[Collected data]
* * * * * * * * *

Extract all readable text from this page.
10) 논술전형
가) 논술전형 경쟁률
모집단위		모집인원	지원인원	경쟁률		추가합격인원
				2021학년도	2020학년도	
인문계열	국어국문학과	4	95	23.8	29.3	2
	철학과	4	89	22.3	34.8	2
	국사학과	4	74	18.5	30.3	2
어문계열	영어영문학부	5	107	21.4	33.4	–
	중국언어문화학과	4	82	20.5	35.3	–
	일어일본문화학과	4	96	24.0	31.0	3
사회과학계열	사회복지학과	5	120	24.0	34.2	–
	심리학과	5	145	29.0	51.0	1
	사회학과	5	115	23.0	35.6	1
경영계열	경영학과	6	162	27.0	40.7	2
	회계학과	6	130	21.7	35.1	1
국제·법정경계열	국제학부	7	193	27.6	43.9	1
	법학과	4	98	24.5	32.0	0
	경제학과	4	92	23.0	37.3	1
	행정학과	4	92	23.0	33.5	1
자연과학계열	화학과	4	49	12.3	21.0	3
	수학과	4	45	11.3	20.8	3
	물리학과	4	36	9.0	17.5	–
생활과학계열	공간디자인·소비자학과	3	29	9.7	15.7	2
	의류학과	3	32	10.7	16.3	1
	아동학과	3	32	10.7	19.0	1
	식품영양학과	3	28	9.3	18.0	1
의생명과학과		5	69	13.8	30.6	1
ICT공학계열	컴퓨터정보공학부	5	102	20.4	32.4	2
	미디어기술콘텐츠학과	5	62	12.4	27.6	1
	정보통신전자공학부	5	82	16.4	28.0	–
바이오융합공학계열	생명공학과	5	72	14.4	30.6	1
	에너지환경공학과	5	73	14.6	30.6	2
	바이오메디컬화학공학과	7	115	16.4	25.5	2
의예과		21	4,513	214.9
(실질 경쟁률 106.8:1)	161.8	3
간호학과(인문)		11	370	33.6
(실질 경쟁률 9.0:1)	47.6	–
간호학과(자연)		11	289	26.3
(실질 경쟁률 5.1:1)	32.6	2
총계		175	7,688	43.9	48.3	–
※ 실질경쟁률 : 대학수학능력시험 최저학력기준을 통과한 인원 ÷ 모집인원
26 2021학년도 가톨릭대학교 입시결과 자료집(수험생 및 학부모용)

* * * * * * * * *

Written exercise: Reproduce all data above, unchanged.

Task response:
Extract all readable text from this page.
10) 논술전형
가) 논술전형 경쟁률
모집단위		모집인원	지원인원	경쟁률		추가합격인원
				2021학년도	2020학년도	
인문계열	국어국문학과	4	95	23.8	29.3	2
	철학과	4	89	22.3	34.8	2
	국사학과	4	74	18.5	30.3	2
어문계열	영어영문학부	5	107	21.4	33.4	–
	중국언어문화학과	4	82	20.5	35.3	–
	일어일본문화학과	4	96	24.0	31.0	3
사회과학계열	사회복지학과	5	120	24.0	34.2	–
	심리학과	5	145	29.0	51.0	1
	사회학과	5	115	23.0	35.6	1
경영계열	경영학과	6	162	27.0	40.7	2
	회계학과	6	130	21.7	35.1	1
국제·법정경계열	국제학부	7	193	27.6	43.9	1
	법학과	4	98	24.5	32.0	0
	경제학과	4	92	23.0	37.3	1
	행정학과	4	92	23.0	33.5	1
자연과학계열	화학과	4	49	12.3	21.0	3
	수학과	4	45	11.3	20.8	3
	물리학과	4	36	9.0	17.5	–
생활과학계열	공간디자인·소비자학과	3	29	9.7	15.7	2
	의류학과	3	32	10.7	16.3	1
	아동학과	3	32	10.7	19.0	1
	식품영양학과	3	28	9.3	18.0	1
의생명과학과		5	69	13.8	30.6	1
ICT공학계열	컴퓨터정보공학부	5	102	20.4	32.4	2
	미디어기술콘텐츠학과	5	62	12.4	27.6	1
	정보통신전자공학부	5	82	16.4	28.0	–
바이오융합공학계열	생명공학과	5	72	14.4	30.6	1
	에너지환경공학과	5	73	14.6	30.6	2
	바이오메디컬화학공학과	7	115	16.4	25.5	2
의예과		21	4,513	214.9
(실질 경쟁률 106.8:1)	161.8	3
간호학과(인문)		11	370	33.6
(실질 경쟁률 9.0:1)	47.6	–
간호학과(자연)		11	289	26.3
(실질 경쟁률 5.1:1)	32.6	2
총계		175	7,688	43.9	48.3	–
※ 실질경쟁률 : 대학수학능력시험 최저학력기준을 통과한 인원 ÷ 모집인원
26 2021학년도 가톨릭대학교 입시결과 자료집(수험생 및 학부모용)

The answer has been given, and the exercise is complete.